▶ [DATA TO USE]:
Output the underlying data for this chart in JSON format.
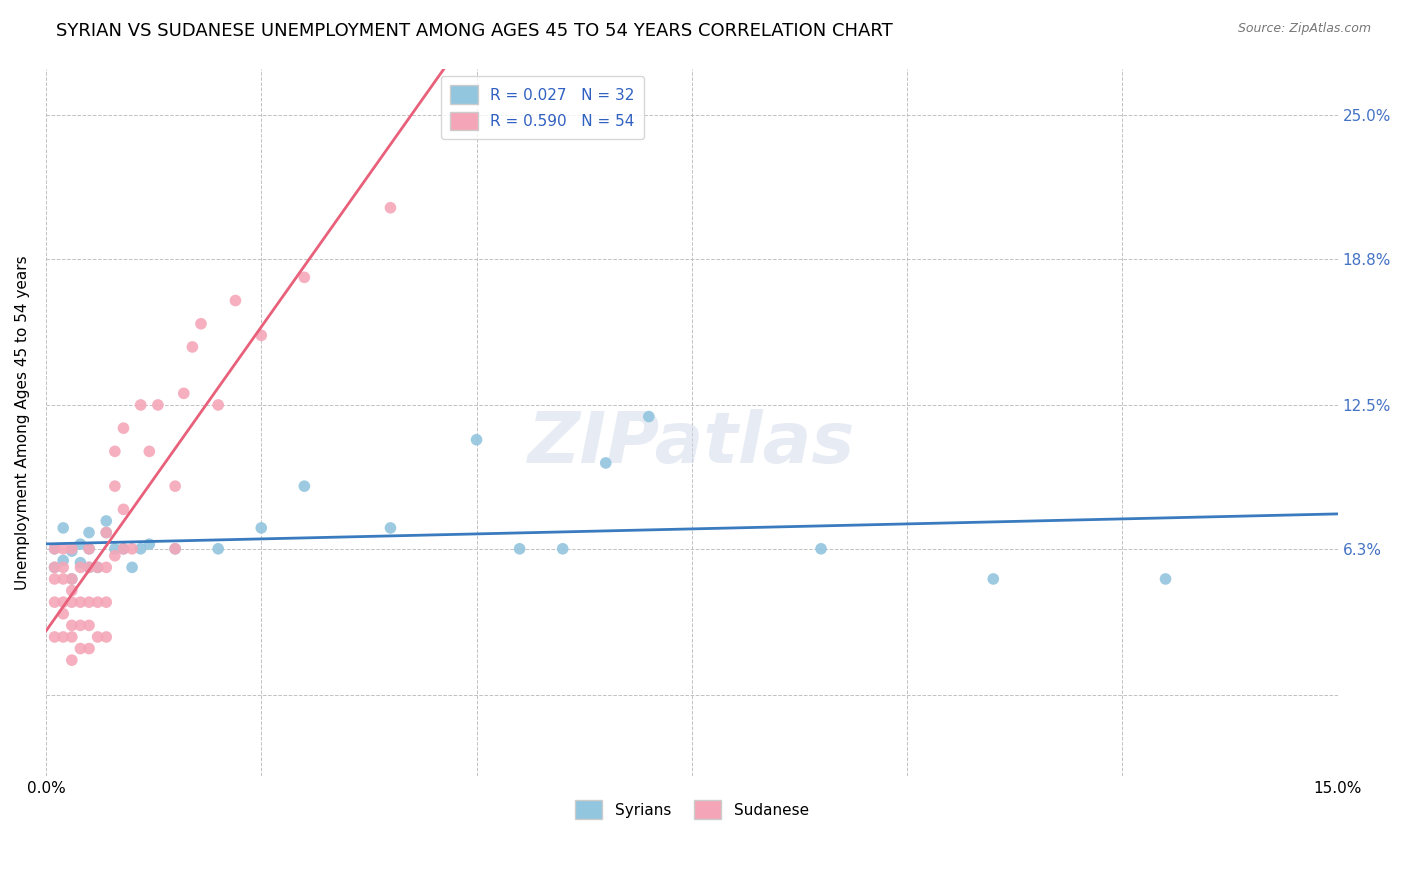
{
  "title": "SYRIAN VS SUDANESE UNEMPLOYMENT AMONG AGES 45 TO 54 YEARS CORRELATION CHART",
  "source": "Source: ZipAtlas.com",
  "ylabel": "Unemployment Among Ages 45 to 54 years",
  "xlim": [
    0.0,
    0.15
  ],
  "ylim": [
    -0.035,
    0.27
  ],
  "yticks_right_vals": [
    0.0,
    0.063,
    0.125,
    0.188,
    0.25
  ],
  "yticks_right_labels": [
    "",
    "6.3%",
    "12.5%",
    "18.8%",
    "25.0%"
  ],
  "xtick_vals": [
    0.0,
    0.025,
    0.05,
    0.075,
    0.1,
    0.125,
    0.15
  ],
  "xtick_labels": [
    "0.0%",
    "",
    "",
    "",
    "",
    "",
    "15.0%"
  ],
  "legend_R_syrian": "R = 0.027",
  "legend_N_syrian": "N = 32",
  "legend_R_sudanese": "R = 0.590",
  "legend_N_sudanese": "N = 54",
  "syrian_color": "#92c5de",
  "sudanese_color": "#f4a6b8",
  "syrian_line_color": "#3a7bbf",
  "sudanese_line_color": "#e8607a",
  "title_fontsize": 13,
  "watermark": "ZIPatlas",
  "syrian_x": [
    0.001,
    0.001,
    0.002,
    0.002,
    0.003,
    0.003,
    0.004,
    0.004,
    0.005,
    0.005,
    0.005,
    0.006,
    0.007,
    0.007,
    0.008,
    0.009,
    0.01,
    0.011,
    0.012,
    0.015,
    0.02,
    0.025,
    0.03,
    0.04,
    0.05,
    0.055,
    0.06,
    0.065,
    0.07,
    0.09,
    0.11,
    0.13
  ],
  "syrian_y": [
    0.055,
    0.063,
    0.058,
    0.072,
    0.05,
    0.062,
    0.057,
    0.065,
    0.055,
    0.063,
    0.07,
    0.055,
    0.07,
    0.075,
    0.063,
    0.063,
    0.055,
    0.063,
    0.065,
    0.063,
    0.063,
    0.072,
    0.09,
    0.072,
    0.11,
    0.063,
    0.063,
    0.1,
    0.12,
    0.063,
    0.05,
    0.05
  ],
  "sudanese_x": [
    0.001,
    0.001,
    0.001,
    0.001,
    0.001,
    0.002,
    0.002,
    0.002,
    0.002,
    0.002,
    0.002,
    0.003,
    0.003,
    0.003,
    0.003,
    0.003,
    0.003,
    0.003,
    0.004,
    0.004,
    0.004,
    0.004,
    0.005,
    0.005,
    0.005,
    0.005,
    0.005,
    0.006,
    0.006,
    0.006,
    0.007,
    0.007,
    0.007,
    0.007,
    0.008,
    0.008,
    0.008,
    0.009,
    0.009,
    0.009,
    0.01,
    0.011,
    0.012,
    0.013,
    0.015,
    0.015,
    0.016,
    0.017,
    0.018,
    0.02,
    0.022,
    0.025,
    0.03,
    0.04
  ],
  "sudanese_y": [
    0.025,
    0.04,
    0.05,
    0.055,
    0.063,
    0.025,
    0.035,
    0.04,
    0.05,
    0.055,
    0.063,
    0.015,
    0.025,
    0.03,
    0.04,
    0.045,
    0.05,
    0.063,
    0.02,
    0.03,
    0.04,
    0.055,
    0.02,
    0.03,
    0.04,
    0.055,
    0.063,
    0.025,
    0.04,
    0.055,
    0.025,
    0.04,
    0.055,
    0.07,
    0.06,
    0.09,
    0.105,
    0.063,
    0.08,
    0.115,
    0.063,
    0.125,
    0.105,
    0.125,
    0.063,
    0.09,
    0.13,
    0.15,
    0.16,
    0.125,
    0.17,
    0.155,
    0.18,
    0.21
  ]
}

▶ [AIM OF THE EXERCISE]:
Repeat the material above in full and exactly, omitting the pictures.

▶ [RESPONSE TO THIS EXERCISE]:
Output the underlying data for this chart in JSON format.
{
  "title": "SYRIAN VS SUDANESE UNEMPLOYMENT AMONG AGES 45 TO 54 YEARS CORRELATION CHART",
  "source": "Source: ZipAtlas.com",
  "ylabel": "Unemployment Among Ages 45 to 54 years",
  "xlim": [
    0.0,
    0.15
  ],
  "ylim": [
    -0.035,
    0.27
  ],
  "yticks_right_vals": [
    0.0,
    0.063,
    0.125,
    0.188,
    0.25
  ],
  "yticks_right_labels": [
    "",
    "6.3%",
    "12.5%",
    "18.8%",
    "25.0%"
  ],
  "xtick_vals": [
    0.0,
    0.025,
    0.05,
    0.075,
    0.1,
    0.125,
    0.15
  ],
  "xtick_labels": [
    "0.0%",
    "",
    "",
    "",
    "",
    "",
    "15.0%"
  ],
  "legend_R_syrian": "R = 0.027",
  "legend_N_syrian": "N = 32",
  "legend_R_sudanese": "R = 0.590",
  "legend_N_sudanese": "N = 54",
  "syrian_color": "#92c5de",
  "sudanese_color": "#f4a6b8",
  "syrian_line_color": "#3a7bbf",
  "sudanese_line_color": "#e8607a",
  "title_fontsize": 13,
  "watermark": "ZIPatlas",
  "syrian_x": [
    0.001,
    0.001,
    0.002,
    0.002,
    0.003,
    0.003,
    0.004,
    0.004,
    0.005,
    0.005,
    0.005,
    0.006,
    0.007,
    0.007,
    0.008,
    0.009,
    0.01,
    0.011,
    0.012,
    0.015,
    0.02,
    0.025,
    0.03,
    0.04,
    0.05,
    0.055,
    0.06,
    0.065,
    0.07,
    0.09,
    0.11,
    0.13
  ],
  "syrian_y": [
    0.055,
    0.063,
    0.058,
    0.072,
    0.05,
    0.062,
    0.057,
    0.065,
    0.055,
    0.063,
    0.07,
    0.055,
    0.07,
    0.075,
    0.063,
    0.063,
    0.055,
    0.063,
    0.065,
    0.063,
    0.063,
    0.072,
    0.09,
    0.072,
    0.11,
    0.063,
    0.063,
    0.1,
    0.12,
    0.063,
    0.05,
    0.05
  ],
  "sudanese_x": [
    0.001,
    0.001,
    0.001,
    0.001,
    0.001,
    0.002,
    0.002,
    0.002,
    0.002,
    0.002,
    0.002,
    0.003,
    0.003,
    0.003,
    0.003,
    0.003,
    0.003,
    0.003,
    0.004,
    0.004,
    0.004,
    0.004,
    0.005,
    0.005,
    0.005,
    0.005,
    0.005,
    0.006,
    0.006,
    0.006,
    0.007,
    0.007,
    0.007,
    0.007,
    0.008,
    0.008,
    0.008,
    0.009,
    0.009,
    0.009,
    0.01,
    0.011,
    0.012,
    0.013,
    0.015,
    0.015,
    0.016,
    0.017,
    0.018,
    0.02,
    0.022,
    0.025,
    0.03,
    0.04
  ],
  "sudanese_y": [
    0.025,
    0.04,
    0.05,
    0.055,
    0.063,
    0.025,
    0.035,
    0.04,
    0.05,
    0.055,
    0.063,
    0.015,
    0.025,
    0.03,
    0.04,
    0.045,
    0.05,
    0.063,
    0.02,
    0.03,
    0.04,
    0.055,
    0.02,
    0.03,
    0.04,
    0.055,
    0.063,
    0.025,
    0.04,
    0.055,
    0.025,
    0.04,
    0.055,
    0.07,
    0.06,
    0.09,
    0.105,
    0.063,
    0.08,
    0.115,
    0.063,
    0.125,
    0.105,
    0.125,
    0.063,
    0.09,
    0.13,
    0.15,
    0.16,
    0.125,
    0.17,
    0.155,
    0.18,
    0.21
  ]
}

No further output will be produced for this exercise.